**Exercise instructions:** Restate, word for word, all of the material shown below.
[Start Data shown]
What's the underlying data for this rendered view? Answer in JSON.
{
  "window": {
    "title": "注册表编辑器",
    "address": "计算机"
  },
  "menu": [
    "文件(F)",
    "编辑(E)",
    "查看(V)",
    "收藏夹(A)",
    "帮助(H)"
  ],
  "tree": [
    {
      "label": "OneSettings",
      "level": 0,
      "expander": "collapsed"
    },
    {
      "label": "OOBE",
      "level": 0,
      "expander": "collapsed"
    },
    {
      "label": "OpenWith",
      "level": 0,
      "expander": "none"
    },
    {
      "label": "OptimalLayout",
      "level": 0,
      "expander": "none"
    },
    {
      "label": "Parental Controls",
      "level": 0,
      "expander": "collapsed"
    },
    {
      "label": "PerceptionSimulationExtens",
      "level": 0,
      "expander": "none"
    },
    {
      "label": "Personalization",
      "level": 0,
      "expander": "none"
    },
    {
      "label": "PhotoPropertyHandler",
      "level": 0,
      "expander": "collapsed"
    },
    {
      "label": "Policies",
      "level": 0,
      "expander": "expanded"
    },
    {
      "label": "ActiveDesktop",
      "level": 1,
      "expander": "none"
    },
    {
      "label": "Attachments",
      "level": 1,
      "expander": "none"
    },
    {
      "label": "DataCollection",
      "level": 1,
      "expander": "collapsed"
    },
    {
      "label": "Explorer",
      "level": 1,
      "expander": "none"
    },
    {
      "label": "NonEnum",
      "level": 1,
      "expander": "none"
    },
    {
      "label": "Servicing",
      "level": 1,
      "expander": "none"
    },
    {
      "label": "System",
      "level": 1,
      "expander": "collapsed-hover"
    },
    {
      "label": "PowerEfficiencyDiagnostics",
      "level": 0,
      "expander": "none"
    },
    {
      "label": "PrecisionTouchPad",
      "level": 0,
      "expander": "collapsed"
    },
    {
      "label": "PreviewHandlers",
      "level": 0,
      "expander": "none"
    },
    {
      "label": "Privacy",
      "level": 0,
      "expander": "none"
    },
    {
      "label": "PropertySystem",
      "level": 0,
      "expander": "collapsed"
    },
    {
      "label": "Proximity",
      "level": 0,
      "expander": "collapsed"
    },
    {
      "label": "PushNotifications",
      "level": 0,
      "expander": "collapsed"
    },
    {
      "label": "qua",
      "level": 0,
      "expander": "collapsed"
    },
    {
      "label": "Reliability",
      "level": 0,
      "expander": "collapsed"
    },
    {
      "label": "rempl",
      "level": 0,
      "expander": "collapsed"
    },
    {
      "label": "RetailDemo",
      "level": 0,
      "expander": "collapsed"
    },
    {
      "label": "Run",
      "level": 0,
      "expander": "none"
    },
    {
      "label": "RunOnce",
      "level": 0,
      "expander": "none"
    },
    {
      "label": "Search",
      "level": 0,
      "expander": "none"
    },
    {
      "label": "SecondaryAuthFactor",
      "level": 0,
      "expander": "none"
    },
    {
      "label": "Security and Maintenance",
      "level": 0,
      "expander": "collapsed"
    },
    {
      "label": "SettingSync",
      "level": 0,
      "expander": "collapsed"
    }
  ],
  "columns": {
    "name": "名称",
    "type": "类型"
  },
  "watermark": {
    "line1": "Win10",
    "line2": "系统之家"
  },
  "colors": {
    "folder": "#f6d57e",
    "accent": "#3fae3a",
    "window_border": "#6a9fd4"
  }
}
[End Data shown]
**Response to the exercise:**
What's the underlying data for this rendered view? Answer in JSON.
{
  "window": {
    "title": "注册表编辑器",
    "address": "计算机"
  },
  "menu": [
    "文件(F)",
    "编辑(E)",
    "查看(V)",
    "收藏夹(A)",
    "帮助(H)"
  ],
  "tree": [
    {
      "label": "OneSettings",
      "level": 0,
      "expander": "collapsed"
    },
    {
      "label": "OOBE",
      "level": 0,
      "expander": "collapsed"
    },
    {
      "label": "OpenWith",
      "level": 0,
      "expander": "none"
    },
    {
      "label": "OptimalLayout",
      "level": 0,
      "expander": "none"
    },
    {
      "label": "Parental Controls",
      "level": 0,
      "expander": "collapsed"
    },
    {
      "label": "PerceptionSimulationExtens",
      "level": 0,
      "expander": "none"
    },
    {
      "label": "Personalization",
      "level": 0,
      "expander": "none"
    },
    {
      "label": "PhotoPropertyHandler",
      "level": 0,
      "expander": "collapsed"
    },
    {
      "label": "Policies",
      "level": 0,
      "expander": "expanded"
    },
    {
      "label": "ActiveDesktop",
      "level": 1,
      "expander": "none"
    },
    {
      "label": "Attachments",
      "level": 1,
      "expander": "none"
    },
    {
      "label": "DataCollection",
      "level": 1,
      "expander": "collapsed"
    },
    {
      "label": "Explorer",
      "level": 1,
      "expander": "none"
    },
    {
      "label": "NonEnum",
      "level": 1,
      "expander": "none"
    },
    {
      "label": "Servicing",
      "level": 1,
      "expander": "none"
    },
    {
      "label": "System",
      "level": 1,
      "expander": "collapsed-hover"
    },
    {
      "label": "PowerEfficiencyDiagnostics",
      "level": 0,
      "expander": "none"
    },
    {
      "label": "PrecisionTouchPad",
      "level": 0,
      "expander": "collapsed"
    },
    {
      "label": "PreviewHandlers",
      "level": 0,
      "expander": "none"
    },
    {
      "label": "Privacy",
      "level": 0,
      "expander": "none"
    },
    {
      "label": "PropertySystem",
      "level": 0,
      "expander": "collapsed"
    },
    {
      "label": "Proximity",
      "level": 0,
      "expander": "collapsed"
    },
    {
      "label": "PushNotifications",
      "level": 0,
      "expander": "collapsed"
    },
    {
      "label": "qua",
      "level": 0,
      "expander": "collapsed"
    },
    {
      "label": "Reliability",
      "level": 0,
      "expander": "collapsed"
    },
    {
      "label": "rempl",
      "level": 0,
      "expander": "collapsed"
    },
    {
      "label": "RetailDemo",
      "level": 0,
      "expander": "collapsed"
    },
    {
      "label": "Run",
      "level": 0,
      "expander": "none"
    },
    {
      "label": "RunOnce",
      "level": 0,
      "expander": "none"
    },
    {
      "label": "Search",
      "level": 0,
      "expander": "none"
    },
    {
      "label": "SecondaryAuthFactor",
      "level": 0,
      "expander": "none"
    },
    {
      "label": "Security and Maintenance",
      "level": 0,
      "expander": "collapsed"
    },
    {
      "label": "SettingSync",
      "level": 0,
      "expander": "collapsed"
    }
  ],
  "columns": {
    "name": "名称",
    "type": "类型"
  },
  "watermark": {
    "line1": "Win10",
    "line2": "系统之家"
  },
  "colors": {
    "folder": "#f6d57e",
    "accent": "#3fae3a",
    "window_border": "#6a9fd4"
  }
}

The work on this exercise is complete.